### [Requirements]
Quote all of the data that follows exactly as written, skipping the images.

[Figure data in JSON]
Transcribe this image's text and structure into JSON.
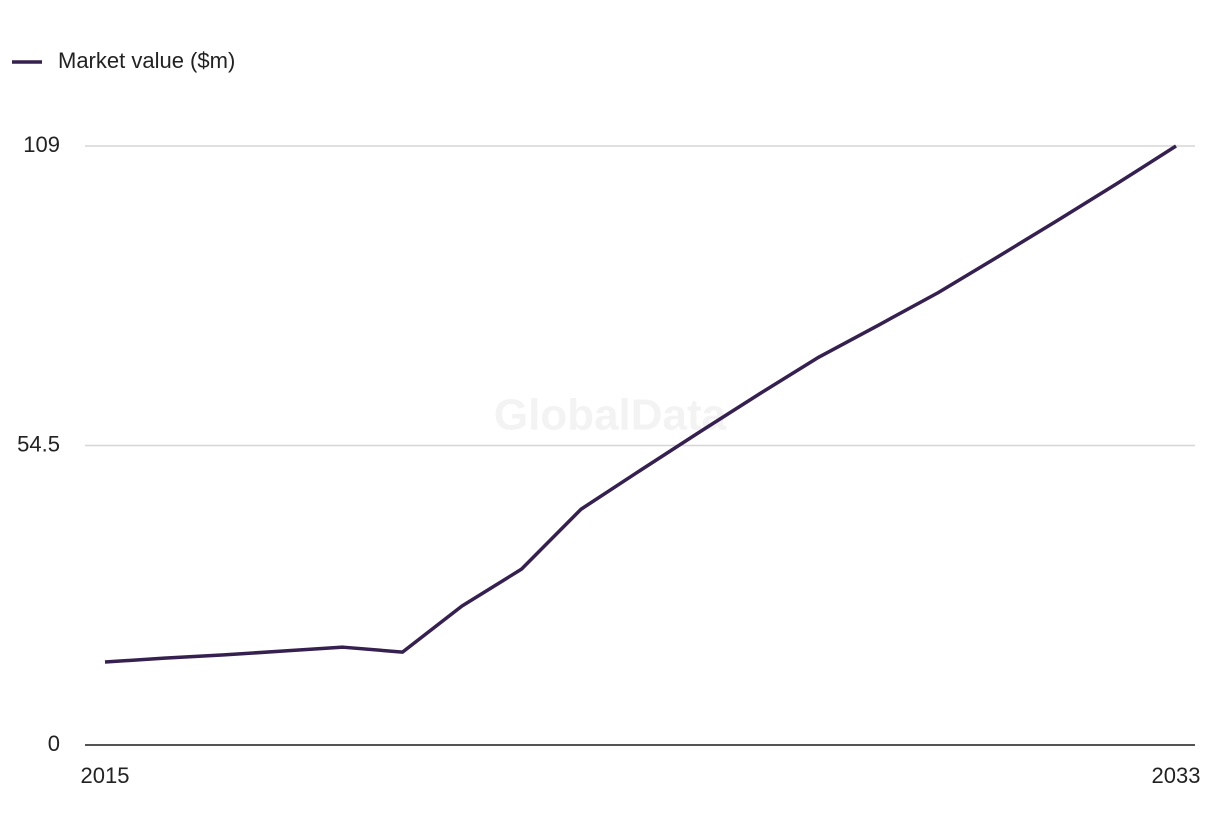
{
  "chart_data": {
    "type": "line",
    "watermark": "GlobalData",
    "x": [
      2015,
      2016,
      2017,
      2018,
      2019,
      2020,
      2021,
      2022,
      2023,
      2024,
      2025,
      2026,
      2027,
      2028,
      2029,
      2030,
      2031,
      2032,
      2033
    ],
    "series": [
      {
        "name": "Market value ($m)",
        "color": "#35204f",
        "values": [
          15.1,
          15.8,
          16.4,
          17.1,
          17.8,
          16.9,
          25.3,
          32.0,
          42.9,
          50.0,
          57.0,
          63.9,
          70.6,
          76.4,
          82.3,
          88.8,
          95.4,
          102.1,
          109.0
        ]
      }
    ],
    "xlim": [
      2015,
      2033
    ],
    "xticks": [
      2015,
      2033
    ],
    "ylim": [
      0,
      109
    ],
    "yticks": [
      0,
      54.5,
      109
    ],
    "grid": true,
    "legend": "top-left"
  }
}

### [Solved problem]
Transcribe this image's text and structure into JSON.
{
  "chart_data": {
    "type": "line",
    "watermark": "GlobalData",
    "x": [
      2015,
      2016,
      2017,
      2018,
      2019,
      2020,
      2021,
      2022,
      2023,
      2024,
      2025,
      2026,
      2027,
      2028,
      2029,
      2030,
      2031,
      2032,
      2033
    ],
    "series": [
      {
        "name": "Market value ($m)",
        "color": "#35204f",
        "values": [
          15.1,
          15.8,
          16.4,
          17.1,
          17.8,
          16.9,
          25.3,
          32.0,
          42.9,
          50.0,
          57.0,
          63.9,
          70.6,
          76.4,
          82.3,
          88.8,
          95.4,
          102.1,
          109.0
        ]
      }
    ],
    "xlim": [
      2015,
      2033
    ],
    "xticks": [
      2015,
      2033
    ],
    "ylim": [
      0,
      109
    ],
    "yticks": [
      0,
      54.5,
      109
    ],
    "grid": true,
    "legend": "top-left"
  }
}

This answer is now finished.